(Records from a dataset)
'''
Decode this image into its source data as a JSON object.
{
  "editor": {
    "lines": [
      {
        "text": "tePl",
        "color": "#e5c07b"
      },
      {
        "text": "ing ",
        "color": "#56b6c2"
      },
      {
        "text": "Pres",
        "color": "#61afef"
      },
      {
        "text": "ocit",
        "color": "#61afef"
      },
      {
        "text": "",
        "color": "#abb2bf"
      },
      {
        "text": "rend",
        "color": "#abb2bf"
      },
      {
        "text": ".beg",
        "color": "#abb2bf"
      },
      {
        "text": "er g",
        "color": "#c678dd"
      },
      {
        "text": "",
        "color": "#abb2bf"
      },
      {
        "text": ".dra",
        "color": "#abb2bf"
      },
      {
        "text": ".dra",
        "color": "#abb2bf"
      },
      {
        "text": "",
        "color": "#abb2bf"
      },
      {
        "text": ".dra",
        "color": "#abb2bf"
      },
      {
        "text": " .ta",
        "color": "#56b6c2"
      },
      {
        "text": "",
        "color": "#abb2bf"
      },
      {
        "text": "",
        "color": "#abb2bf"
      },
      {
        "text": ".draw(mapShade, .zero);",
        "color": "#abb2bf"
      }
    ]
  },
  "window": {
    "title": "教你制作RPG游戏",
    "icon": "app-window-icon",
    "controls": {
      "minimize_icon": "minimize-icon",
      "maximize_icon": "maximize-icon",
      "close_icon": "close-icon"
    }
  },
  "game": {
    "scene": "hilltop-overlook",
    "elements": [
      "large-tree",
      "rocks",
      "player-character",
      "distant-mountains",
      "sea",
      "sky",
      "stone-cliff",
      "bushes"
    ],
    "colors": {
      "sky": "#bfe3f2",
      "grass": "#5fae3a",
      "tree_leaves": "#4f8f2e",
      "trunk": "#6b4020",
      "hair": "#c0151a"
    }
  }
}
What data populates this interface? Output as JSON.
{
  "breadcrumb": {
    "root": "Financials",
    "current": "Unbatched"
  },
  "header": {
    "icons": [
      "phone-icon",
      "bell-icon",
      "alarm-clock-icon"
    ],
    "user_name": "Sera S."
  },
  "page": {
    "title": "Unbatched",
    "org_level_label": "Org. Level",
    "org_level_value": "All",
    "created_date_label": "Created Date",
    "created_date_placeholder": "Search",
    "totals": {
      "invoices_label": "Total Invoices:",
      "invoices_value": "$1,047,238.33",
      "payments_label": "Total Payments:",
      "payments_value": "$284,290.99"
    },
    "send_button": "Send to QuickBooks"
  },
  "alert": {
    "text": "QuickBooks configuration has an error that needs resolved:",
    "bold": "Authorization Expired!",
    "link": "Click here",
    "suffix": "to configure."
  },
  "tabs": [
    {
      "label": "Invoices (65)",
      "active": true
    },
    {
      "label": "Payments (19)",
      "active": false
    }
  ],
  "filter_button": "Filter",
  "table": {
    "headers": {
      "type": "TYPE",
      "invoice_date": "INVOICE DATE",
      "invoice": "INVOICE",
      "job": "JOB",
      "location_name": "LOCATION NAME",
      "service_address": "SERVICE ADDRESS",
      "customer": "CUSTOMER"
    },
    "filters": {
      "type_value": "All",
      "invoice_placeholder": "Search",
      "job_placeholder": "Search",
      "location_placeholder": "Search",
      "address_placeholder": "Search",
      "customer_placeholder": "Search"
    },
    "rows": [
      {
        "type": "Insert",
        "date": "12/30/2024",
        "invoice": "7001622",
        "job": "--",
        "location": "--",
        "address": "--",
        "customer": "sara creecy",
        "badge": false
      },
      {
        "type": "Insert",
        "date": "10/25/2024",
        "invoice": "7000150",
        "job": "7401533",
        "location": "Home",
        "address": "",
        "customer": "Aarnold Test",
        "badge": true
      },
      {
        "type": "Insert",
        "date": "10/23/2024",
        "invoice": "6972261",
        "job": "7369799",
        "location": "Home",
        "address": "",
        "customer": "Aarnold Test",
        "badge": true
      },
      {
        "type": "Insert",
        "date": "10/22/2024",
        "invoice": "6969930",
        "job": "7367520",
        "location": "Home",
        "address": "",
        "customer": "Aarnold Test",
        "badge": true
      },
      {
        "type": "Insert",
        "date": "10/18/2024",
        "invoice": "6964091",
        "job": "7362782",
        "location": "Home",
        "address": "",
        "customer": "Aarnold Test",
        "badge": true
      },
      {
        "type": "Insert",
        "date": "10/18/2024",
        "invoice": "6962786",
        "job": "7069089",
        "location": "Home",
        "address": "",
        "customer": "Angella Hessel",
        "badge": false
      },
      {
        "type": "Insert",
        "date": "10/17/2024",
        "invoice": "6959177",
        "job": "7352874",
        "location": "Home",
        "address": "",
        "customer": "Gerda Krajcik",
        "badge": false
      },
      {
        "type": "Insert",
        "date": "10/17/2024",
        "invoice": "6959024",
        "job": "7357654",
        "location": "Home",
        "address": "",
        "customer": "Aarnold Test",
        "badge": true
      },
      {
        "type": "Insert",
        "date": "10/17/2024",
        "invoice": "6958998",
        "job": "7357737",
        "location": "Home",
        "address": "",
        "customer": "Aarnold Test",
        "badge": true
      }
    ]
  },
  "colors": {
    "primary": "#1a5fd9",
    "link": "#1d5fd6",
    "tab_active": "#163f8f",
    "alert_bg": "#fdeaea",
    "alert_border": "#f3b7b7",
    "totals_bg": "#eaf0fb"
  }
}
'''
(Short task) Go back to the listing above and please repeat it exactly.

(Response to this task)
Decode this image into its source data as a JSON object.
{
  "editor": {
    "lines": [
      {
        "text": "tePl",
        "color": "#e5c07b"
      },
      {
        "text": "ing ",
        "color": "#56b6c2"
      },
      {
        "text": "Pres",
        "color": "#61afef"
      },
      {
        "text": "ocit",
        "color": "#61afef"
      },
      {
        "text": "",
        "color": "#abb2bf"
      },
      {
        "text": "rend",
        "color": "#abb2bf"
      },
      {
        "text": ".beg",
        "color": "#abb2bf"
      },
      {
        "text": "er g",
        "color": "#c678dd"
      },
      {
        "text": "",
        "color": "#abb2bf"
      },
      {
        "text": ".dra",
        "color": "#abb2bf"
      },
      {
        "text": ".dra",
        "color": "#abb2bf"
      },
      {
        "text": "",
        "color": "#abb2bf"
      },
      {
        "text": ".dra",
        "color": "#abb2bf"
      },
      {
        "text": " .ta",
        "color": "#56b6c2"
      },
      {
        "text": "",
        "color": "#abb2bf"
      },
      {
        "text": "",
        "color": "#abb2bf"
      },
      {
        "text": ".draw(mapShade, .zero);",
        "color": "#abb2bf"
      }
    ]
  },
  "window": {
    "title": "教你制作RPG游戏",
    "icon": "app-window-icon",
    "controls": {
      "minimize_icon": "minimize-icon",
      "maximize_icon": "maximize-icon",
      "close_icon": "close-icon"
    }
  },
  "game": {
    "scene": "hilltop-overlook",
    "elements": [
      "large-tree",
      "rocks",
      "player-character",
      "distant-mountains",
      "sea",
      "sky",
      "stone-cliff",
      "bushes"
    ],
    "colors": {
      "sky": "#bfe3f2",
      "grass": "#5fae3a",
      "tree_leaves": "#4f8f2e",
      "trunk": "#6b4020",
      "hair": "#c0151a"
    }
  }
}
What data populates this interface? Output as JSON.
{
  "breadcrumb": {
    "root": "Financials",
    "current": "Unbatched"
  },
  "header": {
    "icons": [
      "phone-icon",
      "bell-icon",
      "alarm-clock-icon"
    ],
    "user_name": "Sera S."
  },
  "page": {
    "title": "Unbatched",
    "org_level_label": "Org. Level",
    "org_level_value": "All",
    "created_date_label": "Created Date",
    "created_date_placeholder": "Search",
    "totals": {
      "invoices_label": "Total Invoices:",
      "invoices_value": "$1,047,238.33",
      "payments_label": "Total Payments:",
      "payments_value": "$284,290.99"
    },
    "send_button": "Send to QuickBooks"
  },
  "alert": {
    "text": "QuickBooks configuration has an error that needs resolved:",
    "bold": "Authorization Expired!",
    "link": "Click here",
    "suffix": "to configure."
  },
  "tabs": [
    {
      "label": "Invoices (65)",
      "active": true
    },
    {
      "label": "Payments (19)",
      "active": false
    }
  ],
  "filter_button": "Filter",
  "table": {
    "headers": {
      "type": "TYPE",
      "invoice_date": "INVOICE DATE",
      "invoice": "INVOICE",
      "job": "JOB",
      "location_name": "LOCATION NAME",
      "service_address": "SERVICE ADDRESS",
      "customer": "CUSTOMER"
    },
    "filters": {
      "type_value": "All",
      "invoice_placeholder": "Search",
      "job_placeholder": "Search",
      "location_placeholder": "Search",
      "address_placeholder": "Search",
      "customer_placeholder": "Search"
    },
    "rows": [
      {
        "type": "Insert",
        "date": "12/30/2024",
        "invoice": "7001622",
        "job": "--",
        "location": "--",
        "address": "--",
        "customer": "sara creecy",
        "badge": false
      },
      {
        "type": "Insert",
        "date": "10/25/2024",
        "invoice": "7000150",
        "job": "7401533",
        "location": "Home",
        "address": "",
        "customer": "Aarnold Test",
        "badge": true
      },
      {
        "type": "Insert",
        "date": "10/23/2024",
        "invoice": "6972261",
        "job": "7369799",
        "location": "Home",
        "address": "",
        "customer": "Aarnold Test",
        "badge": true
      },
      {
        "type": "Insert",
        "date": "10/22/2024",
        "invoice": "6969930",
        "job": "7367520",
        "location": "Home",
        "address": "",
        "customer": "Aarnold Test",
        "badge": true
      },
      {
        "type": "Insert",
        "date": "10/18/2024",
        "invoice": "6964091",
        "job": "7362782",
        "location": "Home",
        "address": "",
        "customer": "Aarnold Test",
        "badge": true
      },
      {
        "type": "Insert",
        "date": "10/18/2024",
        "invoice": "6962786",
        "job": "7069089",
        "location": "Home",
        "address": "",
        "customer": "Angella Hessel",
        "badge": false
      },
      {
        "type": "Insert",
        "date": "10/17/2024",
        "invoice": "6959177",
        "job": "7352874",
        "location": "Home",
        "address": "",
        "customer": "Gerda Krajcik",
        "badge": false
      },
      {
        "type": "Insert",
        "date": "10/17/2024",
        "invoice": "6959024",
        "job": "7357654",
        "location": "Home",
        "address": "",
        "customer": "Aarnold Test",
        "badge": true
      },
      {
        "type": "Insert",
        "date": "10/17/2024",
        "invoice": "6958998",
        "job": "7357737",
        "location": "Home",
        "address": "",
        "customer": "Aarnold Test",
        "badge": true
      }
    ]
  },
  "colors": {
    "primary": "#1a5fd9",
    "link": "#1d5fd6",
    "tab_active": "#163f8f",
    "alert_bg": "#fdeaea",
    "alert_border": "#f3b7b7",
    "totals_bg": "#eaf0fb"
  }
}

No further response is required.